Work through the data and report how many lines include the string "Radonkorjaus", giving the number alone.

[Records contained in a dataset]
+ + +

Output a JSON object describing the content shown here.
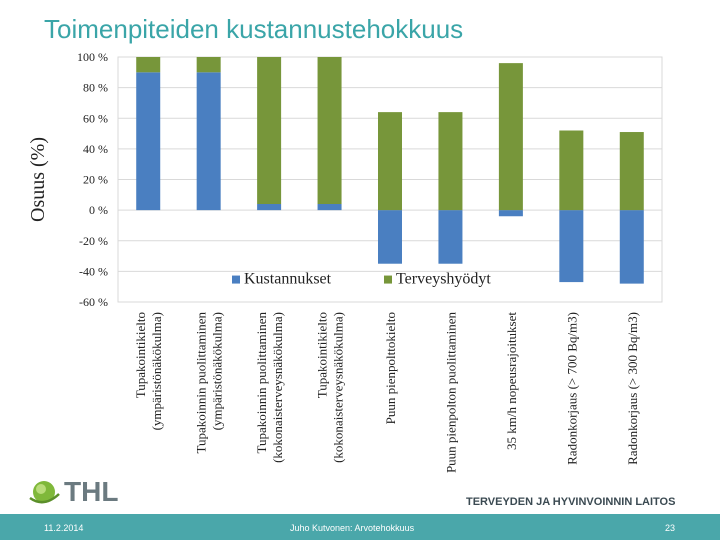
{
  "slide": {
    "title": "Toimenpiteiden kustannustehokkuus",
    "logo_text": "THL",
    "org_name": "TERVEYDEN JA HYVINVOINNIN LAITOS",
    "footer": {
      "date": "11.2.2014",
      "author": "Juho Kutvonen: Arvotehokkuus",
      "page": "23"
    }
  },
  "colors": {
    "title": "#3aa5a8",
    "costs": "#4a7fc1",
    "benefits": "#77963a",
    "footer": "#4aa7aa"
  },
  "chart_data": {
    "type": "bar",
    "stacked": true,
    "ylabel": "Osuus (%)",
    "ylim": [
      -60,
      100
    ],
    "yticks": [
      "100 %",
      "80 %",
      "60 %",
      "40 %",
      "20 %",
      "0 %",
      "-20 %",
      "-40 %",
      "-60 %"
    ],
    "ytick_values": [
      100,
      80,
      60,
      40,
      20,
      0,
      -20,
      -40,
      -60
    ],
    "legend_position": "inside-bottom",
    "grid": true,
    "categories": [
      [
        "Tupakointikielto",
        "(ympäristönäkökulma)"
      ],
      [
        "Tupakoinnin puolittaminen",
        "(ympäristönäkökulma)"
      ],
      [
        "Tupakoinnin puolittaminen",
        "(kokonaisterveysnäkökulma)"
      ],
      [
        "Tupakointikielto",
        "(kokonaisterveysnäkökulma)"
      ],
      [
        "Puun pienpolttokielto"
      ],
      [
        "Puun pienpolton puolittaminen"
      ],
      [
        "35 km/h nopeusrajoitukset"
      ],
      [
        "Radonkorjaus (> 700 Bq/m3)"
      ],
      [
        "Radonkorjaus (> 300 Bq/m3)"
      ]
    ],
    "series": [
      {
        "name": "Kustannukset",
        "values": [
          90,
          90,
          4,
          4,
          -35,
          -35,
          -4,
          -47,
          -48
        ]
      },
      {
        "name": "Terveyshyödyt",
        "values": [
          10,
          10,
          96,
          96,
          64,
          64,
          96,
          52,
          51
        ]
      }
    ]
  }
}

+ + +

Correct result:
2